= What is asked =
Each line containing the word "Conduit" must be collected.

= Provided information =

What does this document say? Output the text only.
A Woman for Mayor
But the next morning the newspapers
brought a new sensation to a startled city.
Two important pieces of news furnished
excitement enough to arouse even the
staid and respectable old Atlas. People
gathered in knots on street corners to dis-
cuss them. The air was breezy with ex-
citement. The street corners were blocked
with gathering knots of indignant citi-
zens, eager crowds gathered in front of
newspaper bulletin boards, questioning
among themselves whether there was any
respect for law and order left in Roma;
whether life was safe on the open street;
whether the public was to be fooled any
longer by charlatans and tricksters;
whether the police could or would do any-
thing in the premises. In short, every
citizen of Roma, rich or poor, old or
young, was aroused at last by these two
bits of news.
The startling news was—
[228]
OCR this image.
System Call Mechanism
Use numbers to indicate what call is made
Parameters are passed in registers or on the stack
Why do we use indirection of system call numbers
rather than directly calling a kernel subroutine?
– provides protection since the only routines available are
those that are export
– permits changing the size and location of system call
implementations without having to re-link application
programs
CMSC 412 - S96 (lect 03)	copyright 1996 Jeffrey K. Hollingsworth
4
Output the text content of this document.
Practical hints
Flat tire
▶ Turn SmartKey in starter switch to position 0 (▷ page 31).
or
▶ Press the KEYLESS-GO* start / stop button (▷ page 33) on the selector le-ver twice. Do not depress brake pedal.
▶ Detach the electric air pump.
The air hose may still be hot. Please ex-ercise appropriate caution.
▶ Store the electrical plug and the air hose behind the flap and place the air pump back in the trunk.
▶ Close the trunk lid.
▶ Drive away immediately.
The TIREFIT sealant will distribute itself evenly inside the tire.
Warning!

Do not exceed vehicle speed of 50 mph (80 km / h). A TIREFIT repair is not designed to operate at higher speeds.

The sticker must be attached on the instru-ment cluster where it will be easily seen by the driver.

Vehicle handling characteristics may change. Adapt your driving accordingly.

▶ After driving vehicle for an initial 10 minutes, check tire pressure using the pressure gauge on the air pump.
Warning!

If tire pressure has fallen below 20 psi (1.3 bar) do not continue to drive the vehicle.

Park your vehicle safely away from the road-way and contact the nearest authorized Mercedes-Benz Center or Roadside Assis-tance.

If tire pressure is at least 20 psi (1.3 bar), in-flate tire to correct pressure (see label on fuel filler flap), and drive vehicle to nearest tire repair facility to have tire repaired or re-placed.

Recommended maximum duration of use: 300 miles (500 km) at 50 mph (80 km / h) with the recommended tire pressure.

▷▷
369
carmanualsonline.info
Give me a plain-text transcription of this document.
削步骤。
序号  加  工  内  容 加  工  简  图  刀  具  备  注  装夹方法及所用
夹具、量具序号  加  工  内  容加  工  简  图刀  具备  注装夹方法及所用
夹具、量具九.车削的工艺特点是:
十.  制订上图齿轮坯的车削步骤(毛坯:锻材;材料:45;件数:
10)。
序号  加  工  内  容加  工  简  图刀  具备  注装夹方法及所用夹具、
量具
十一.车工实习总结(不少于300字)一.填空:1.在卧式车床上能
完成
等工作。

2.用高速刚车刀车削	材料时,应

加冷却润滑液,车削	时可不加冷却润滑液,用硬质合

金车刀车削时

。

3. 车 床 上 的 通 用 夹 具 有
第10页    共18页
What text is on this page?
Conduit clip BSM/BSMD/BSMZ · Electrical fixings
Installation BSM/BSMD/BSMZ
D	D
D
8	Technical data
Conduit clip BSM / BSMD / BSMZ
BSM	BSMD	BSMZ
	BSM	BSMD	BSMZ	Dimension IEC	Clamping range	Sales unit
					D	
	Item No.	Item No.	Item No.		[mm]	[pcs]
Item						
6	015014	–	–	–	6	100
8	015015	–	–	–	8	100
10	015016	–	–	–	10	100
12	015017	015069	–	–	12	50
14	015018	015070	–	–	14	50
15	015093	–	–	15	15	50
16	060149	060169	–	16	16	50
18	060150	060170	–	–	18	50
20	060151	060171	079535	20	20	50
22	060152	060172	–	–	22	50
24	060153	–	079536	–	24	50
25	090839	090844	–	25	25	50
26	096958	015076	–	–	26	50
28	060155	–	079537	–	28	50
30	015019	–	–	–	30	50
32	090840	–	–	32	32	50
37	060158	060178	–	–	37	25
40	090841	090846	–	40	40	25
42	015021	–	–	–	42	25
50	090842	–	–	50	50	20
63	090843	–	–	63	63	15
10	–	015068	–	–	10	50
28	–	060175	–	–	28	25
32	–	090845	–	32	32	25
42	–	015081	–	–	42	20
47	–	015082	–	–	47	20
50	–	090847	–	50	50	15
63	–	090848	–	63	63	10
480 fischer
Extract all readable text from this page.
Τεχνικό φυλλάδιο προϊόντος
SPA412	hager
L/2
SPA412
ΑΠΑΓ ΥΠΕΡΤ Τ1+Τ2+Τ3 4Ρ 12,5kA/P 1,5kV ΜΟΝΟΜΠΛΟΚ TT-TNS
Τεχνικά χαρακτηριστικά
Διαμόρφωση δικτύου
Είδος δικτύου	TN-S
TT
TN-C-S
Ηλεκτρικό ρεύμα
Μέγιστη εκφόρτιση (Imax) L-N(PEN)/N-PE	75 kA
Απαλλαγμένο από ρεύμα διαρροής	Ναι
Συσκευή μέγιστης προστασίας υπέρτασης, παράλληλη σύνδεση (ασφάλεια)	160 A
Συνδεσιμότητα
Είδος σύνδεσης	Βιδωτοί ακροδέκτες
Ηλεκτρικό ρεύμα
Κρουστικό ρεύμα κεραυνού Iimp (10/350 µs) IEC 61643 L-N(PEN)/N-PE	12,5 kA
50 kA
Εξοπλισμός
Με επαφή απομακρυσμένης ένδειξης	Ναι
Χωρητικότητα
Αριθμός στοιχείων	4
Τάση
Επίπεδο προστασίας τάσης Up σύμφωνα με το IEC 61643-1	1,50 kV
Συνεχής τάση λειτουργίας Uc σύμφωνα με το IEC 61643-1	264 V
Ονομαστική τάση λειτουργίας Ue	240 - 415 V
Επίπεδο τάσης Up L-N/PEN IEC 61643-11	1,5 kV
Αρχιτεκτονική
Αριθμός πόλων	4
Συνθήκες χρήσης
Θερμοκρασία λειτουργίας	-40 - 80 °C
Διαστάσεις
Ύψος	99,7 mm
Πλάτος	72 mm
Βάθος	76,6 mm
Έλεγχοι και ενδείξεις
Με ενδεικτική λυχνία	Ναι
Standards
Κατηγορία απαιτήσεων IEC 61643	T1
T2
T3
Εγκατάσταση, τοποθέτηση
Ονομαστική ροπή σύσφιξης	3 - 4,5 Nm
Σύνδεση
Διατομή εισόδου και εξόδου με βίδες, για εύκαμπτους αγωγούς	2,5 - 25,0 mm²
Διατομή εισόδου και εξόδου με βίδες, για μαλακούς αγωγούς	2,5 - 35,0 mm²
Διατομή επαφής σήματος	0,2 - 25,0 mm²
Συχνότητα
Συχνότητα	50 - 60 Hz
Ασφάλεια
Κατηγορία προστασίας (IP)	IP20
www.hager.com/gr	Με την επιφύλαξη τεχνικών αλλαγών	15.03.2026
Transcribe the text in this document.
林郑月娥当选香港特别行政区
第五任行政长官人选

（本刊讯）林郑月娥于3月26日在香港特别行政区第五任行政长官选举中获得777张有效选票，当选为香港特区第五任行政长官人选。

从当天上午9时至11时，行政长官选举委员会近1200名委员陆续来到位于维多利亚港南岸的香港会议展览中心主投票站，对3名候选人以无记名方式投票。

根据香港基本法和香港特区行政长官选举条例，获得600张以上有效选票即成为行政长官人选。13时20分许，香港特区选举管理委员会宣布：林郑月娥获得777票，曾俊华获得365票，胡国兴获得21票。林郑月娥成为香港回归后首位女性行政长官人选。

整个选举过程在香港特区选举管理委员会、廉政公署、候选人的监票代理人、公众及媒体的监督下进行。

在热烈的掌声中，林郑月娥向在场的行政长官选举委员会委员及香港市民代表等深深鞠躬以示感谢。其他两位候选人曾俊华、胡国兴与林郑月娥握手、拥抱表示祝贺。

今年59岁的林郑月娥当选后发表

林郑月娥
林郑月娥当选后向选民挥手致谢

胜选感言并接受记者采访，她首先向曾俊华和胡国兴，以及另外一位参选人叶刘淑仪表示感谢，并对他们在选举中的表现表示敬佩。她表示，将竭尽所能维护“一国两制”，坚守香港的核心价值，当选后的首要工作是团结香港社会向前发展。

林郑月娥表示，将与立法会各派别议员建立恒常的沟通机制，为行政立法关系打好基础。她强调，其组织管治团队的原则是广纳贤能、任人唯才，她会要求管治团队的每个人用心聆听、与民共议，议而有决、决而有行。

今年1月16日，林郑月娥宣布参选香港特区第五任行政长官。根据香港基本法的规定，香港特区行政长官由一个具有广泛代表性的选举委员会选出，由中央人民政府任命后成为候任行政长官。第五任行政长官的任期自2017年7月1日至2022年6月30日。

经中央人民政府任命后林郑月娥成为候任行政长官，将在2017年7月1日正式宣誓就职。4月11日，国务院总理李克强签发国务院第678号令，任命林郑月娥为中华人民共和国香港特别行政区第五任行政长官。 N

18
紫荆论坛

= Exercise output =
Conduit clip BSM/BSMD/BSMZ · Electrical fixings
Conduit clip BSM / BSMD / BSMZ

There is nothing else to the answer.